### WHAT TO WORK ON
From the phytochrome proposal text below, copy word for word the portion starting at "The current proposal" and ending at "supporting these projects.".

Plants are of vital importance for agriculture and also significantly contribute to mitigate climate changes. Plants are increasingly used as raw material for the production of fuel, fibre and many other economically important products. It follows that designing and breeding new varieties of crop plants that produce higher yields, exhibit optimal architecture suitable for specialised processing, as well as increasingly withstanding detrimental environmental stresses has become a globally important issue. Plant productivity is regulated by many environmental factors among which light plays a distinguished role as it regulates plant development from germination to seed setting. To optimize adaptation to changes in their light environment, plants have evolved a battery of photoreceptors. Our proposal outlines a research plan to assess the function of reversible phosphorylation of the photoreceptor phyB, the most important member of the phytochrome photoreceptor family in mature plants, which modulates light dependent plant growth and productivity.

Since the discovery that oat phyA autophosphorylates in vitro, the topic of reversible phosphorylation of phytochromes has been the subject of a considerable debate and controversy within the academic community. Despite a number of articles published in high profile, leading international journals, our knowledge is still rudimentary about how phytochromes function as enzymes. Our research is aimed at clarifying this topic by focusing on elucidating the key molecular events and components mediating reversible phosphorylation of phyB in the model plant Arabidopsis thaliana. It follows that the proposal is expected to have a significant academic impact as beside photobiologists, researchers interested in chronobiology, stress signalling, applied biotechnology and optogenetics will also benefit. The methodology we wish to develop will be suitable to isolate large quantities of the purified photoreceptor, a method that is badly missing from plant phytochrome research, thus it will be of help to many academic researchers worldwide. The proposed work is challenging for each of the participants, including the PI, Co-PI, and PDRA, as individually we all face new theoretical and methodical problems. Yet we believe that the chemistry of our team will enable us to overcome these hurdles and make further progress in our scientific careers.

The current proposal promises to give an insight into the molecular machinery that mediates this particular post-translational modification of phyB, and thereby light regulated photoreceptor controlled signalling that culminates in such agriculturally important responses as shade-avoidance, flowering time, seed germination and seedling establishment. As these photoreceptors are evolutionarily highly conserved, data obtained can be readily extended to crop plants and biotechnology and have the promise to open new avenues of research to understand how light and other environmentally-induced abiotic and biotic stress signalling are integrated. As both applicants are engaged in more targeted research related to the development of optogenetic tools, information obtained from the proposed work will also be beneficial in supporting these projects.

### GIVEN RECORDS
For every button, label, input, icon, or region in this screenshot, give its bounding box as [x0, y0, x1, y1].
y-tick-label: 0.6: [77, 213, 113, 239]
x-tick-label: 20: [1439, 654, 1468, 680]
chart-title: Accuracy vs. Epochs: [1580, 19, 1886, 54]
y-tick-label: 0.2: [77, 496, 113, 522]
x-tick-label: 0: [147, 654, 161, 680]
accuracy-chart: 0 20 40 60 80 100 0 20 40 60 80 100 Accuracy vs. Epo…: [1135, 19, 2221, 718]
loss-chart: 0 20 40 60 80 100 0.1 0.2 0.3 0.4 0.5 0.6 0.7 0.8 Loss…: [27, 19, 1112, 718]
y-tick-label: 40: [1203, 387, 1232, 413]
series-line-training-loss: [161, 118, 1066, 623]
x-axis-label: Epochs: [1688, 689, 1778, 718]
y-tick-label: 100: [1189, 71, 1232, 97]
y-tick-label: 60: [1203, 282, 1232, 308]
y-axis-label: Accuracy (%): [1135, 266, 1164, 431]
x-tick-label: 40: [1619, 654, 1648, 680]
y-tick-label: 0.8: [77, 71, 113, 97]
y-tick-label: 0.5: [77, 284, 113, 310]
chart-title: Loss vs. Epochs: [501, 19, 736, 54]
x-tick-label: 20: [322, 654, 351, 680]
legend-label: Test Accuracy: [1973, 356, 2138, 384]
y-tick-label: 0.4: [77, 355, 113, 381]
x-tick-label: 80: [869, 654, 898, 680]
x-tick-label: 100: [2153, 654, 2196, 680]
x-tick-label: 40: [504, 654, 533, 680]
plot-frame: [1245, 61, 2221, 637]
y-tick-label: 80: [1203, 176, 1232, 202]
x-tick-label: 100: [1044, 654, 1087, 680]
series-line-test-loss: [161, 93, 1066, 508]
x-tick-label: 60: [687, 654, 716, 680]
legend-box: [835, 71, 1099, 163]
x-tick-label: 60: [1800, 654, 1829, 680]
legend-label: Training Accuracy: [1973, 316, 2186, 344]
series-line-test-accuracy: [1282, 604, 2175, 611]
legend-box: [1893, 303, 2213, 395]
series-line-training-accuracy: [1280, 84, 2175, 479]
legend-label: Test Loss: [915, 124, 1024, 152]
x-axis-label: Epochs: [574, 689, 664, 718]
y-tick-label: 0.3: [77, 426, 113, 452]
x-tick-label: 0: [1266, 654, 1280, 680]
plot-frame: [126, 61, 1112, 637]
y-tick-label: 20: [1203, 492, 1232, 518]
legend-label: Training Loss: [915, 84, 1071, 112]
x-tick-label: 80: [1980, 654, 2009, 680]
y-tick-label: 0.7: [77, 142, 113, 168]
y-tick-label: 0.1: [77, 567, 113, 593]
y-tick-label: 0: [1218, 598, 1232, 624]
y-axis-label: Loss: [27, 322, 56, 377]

### RESULT OF THE TASK
The current proposal promises to give an insight into the molecular machinery that mediates this particular post-translational modification of phyB, and thereby light regulated photoreceptor controlled signalling that culminates in such agriculturally important responses as shade-avoidance, flowering time, seed germination and seedling establishment. As these photoreceptors are evolutionarily highly conserved, data obtained can be readily extended to crop plants and biotechnology and have the promise to open new avenues of research to understand how light and other environmentally-induced abiotic and biotic stress signalling are integrated. As both applicants are engaged in more targeted research related to the development of optogenetic tools, information obtained from the proposed work will also be beneficial in supporting these projects.